## WHAT THE EXERCISE ASKS
Using the material that follows, identify and copy each line with the string "قیمت".

(Saved data entries)
---+---
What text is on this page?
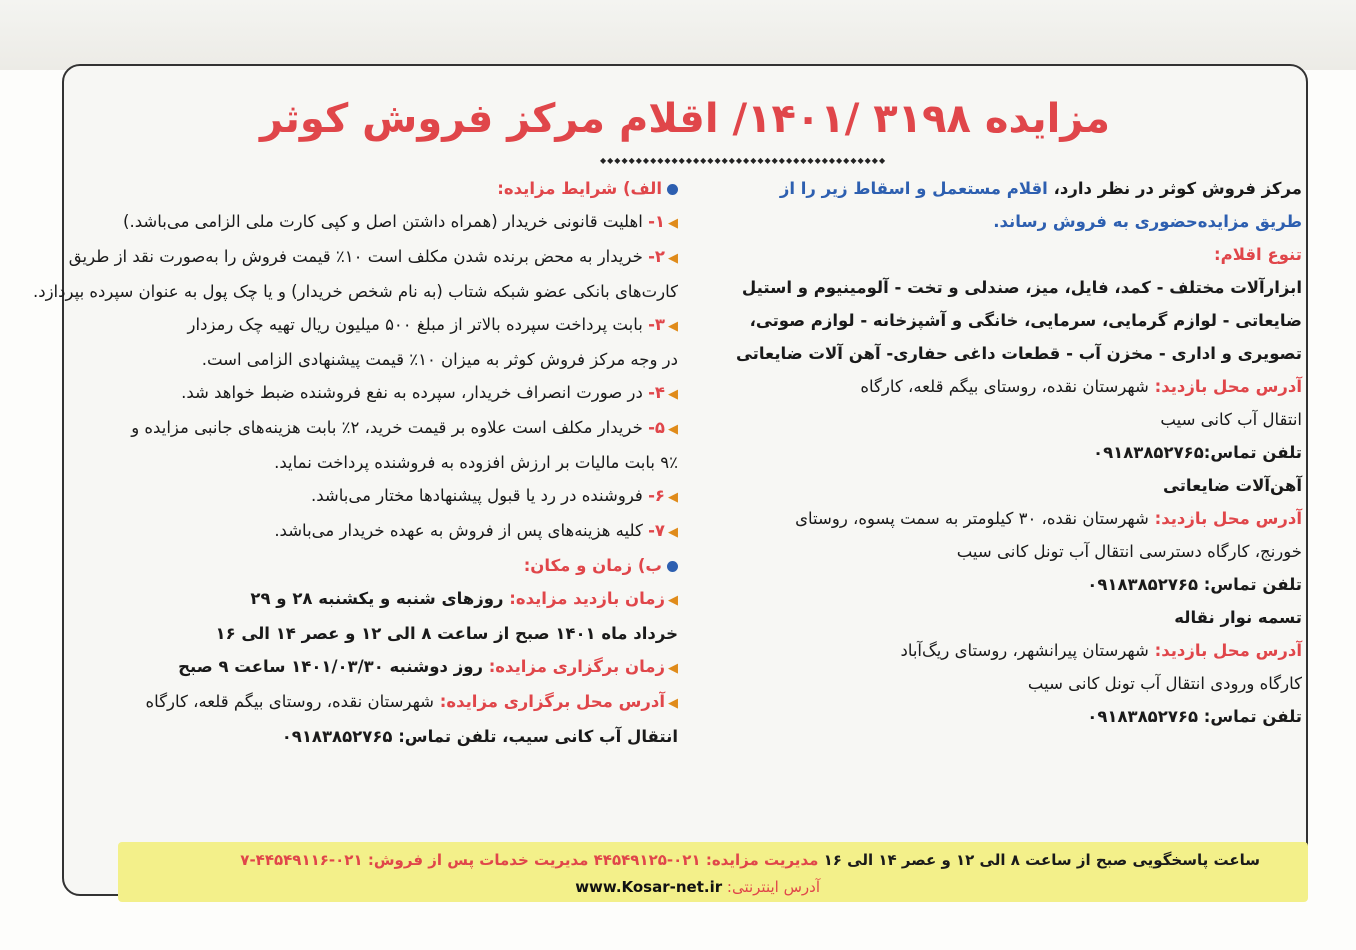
مزایده ۳۱۹۸ /۱۴۰۱/ اقلام مرکز فروش کوثر
◆◆◆◆◆◆◆◆◆◆◆◆◆◆◆◆◆◆◆◆◆◆◆◆◆◆◆◆◆◆◆◆◆◆◆◆◆◆◆◆
مرکز فروش کوثر در نظر دارد، اقلام مستعمل و اسقاط زیر را از
طریق مزایده‌حضوری به فروش رساند.
تنوع اقلام:
ابزارآلات مختلف - کمد، فایل، میز، صندلی و تخت - آلومینیوم و استیل
ضایعاتی - لوازم گرمایی، سرمایی، خانگی و آشپزخانه - لوازم صوتی،
تصویری و اداری - مخزن آب - قطعات داغی حفاری- آهن آلات ضایعاتی
آدرس محل بازدید: شهرستان نقده، روستای بیگم قلعه، کارگاه
انتقال آب کانی سیب
تلفن تماس:۰۹۱۸۳۸۵۲۷۶۵
آهن‌آلات ضایعاتی
آدرس محل بازدید: شهرستان نقده، ۳۰ کیلومتر به سمت پسوه، روستای
خورنج، کارگاه دسترسی انتقال آب تونل کانی سیب
تلفن تماس: ۰۹۱۸۳۸۵۲۷۶۵
تسمه نوار نقاله
آدرس محل بازدید: شهرستان پیرانشهر، روستای ریگ‌آباد
کارگاه ورودی انتقال آب تونل کانی سیب
تلفن تماس: ۰۹۱۸۳۸۵۲۷۶۵
الف) شرایط مزایده:
◀۱- اهلیت قانونی خریدار (همراه داشتن اصل و کپی کارت ملی الزامی می‌باشد.)
◀۲- خریدار به محض برنده شدن مکلف است ۱۰٪ قیمت فروش را به‌صورت نقد از طریق
کارت‌های بانکی عضو شبکه شتاب (به نام شخص خریدار) و یا چک پول به عنوان سپرده بپردازد.
◀۳- بابت پرداخت سپرده بالاتر از مبلغ ۵۰۰ میلیون ریال تهیه چک رمزدار
در وجه مرکز فروش کوثر به میزان ۱۰٪ قیمت پیشنهادی الزامی است.
◀۴- در صورت انصراف خریدار، سپرده به نفع فروشنده ضبط خواهد شد.
◀۵- خریدار مکلف است علاوه بر قیمت خرید، ۲٪ بابت هزینه‌های جانبی مزایده و
۹٪ بابت مالیات بر ارزش افزوده به فروشنده پرداخت نماید.
◀۶- فروشنده در رد یا قبول پیشنهادها مختار می‌باشد.
◀۷- کلیه هزینه‌های پس از فروش به عهده خریدار می‌باشد.
ب) زمان و مکان:
◀زمان بازدید مزایده: روزهای شنبه و یکشنبه ۲۸ و ۲۹
خرداد ماه ۱۴۰۱ صبح از ساعت ۸ الی ۱۲ و عصر ۱۴ الی ۱۶
◀زمان برگزاری مزایده: روز دوشنبه ۱۴۰۱/۰۳/۳۰ ساعت ۹ صبح
◀آدرس محل برگزاری مزایده: شهرستان نقده، روستای بیگم قلعه، کارگاه
انتقال آب کانی سیب، تلفن تماس: ۰۹۱۸۳۸۵۲۷۶۵
ساعت پاسخگویی صبح از ساعت ۸ الی ۱۲ و عصر ۱۴ الی ۱۶ مدیریت مزایده: ۰۲۱-۴۴۵۴۹۱۲۵ مدیریت خدمات پس از فروش: ۰۲۱-۴۴۵۴۹۱۱۶-۷
آدرس اینترنتی: www.Kosar-net.ir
---+---
## WORKED SOLUTION
◀۲- خریدار به محض برنده شدن مکلف است ۱۰٪ قیمت فروش را به‌صورت نقد از طریق
در وجه مرکز فروش کوثر به میزان ۱۰٪ قیمت پیشنهادی الزامی است.
◀۵- خریدار مکلف است علاوه بر قیمت خرید، ۲٪ بابت هزینه‌های جانبی مزایده و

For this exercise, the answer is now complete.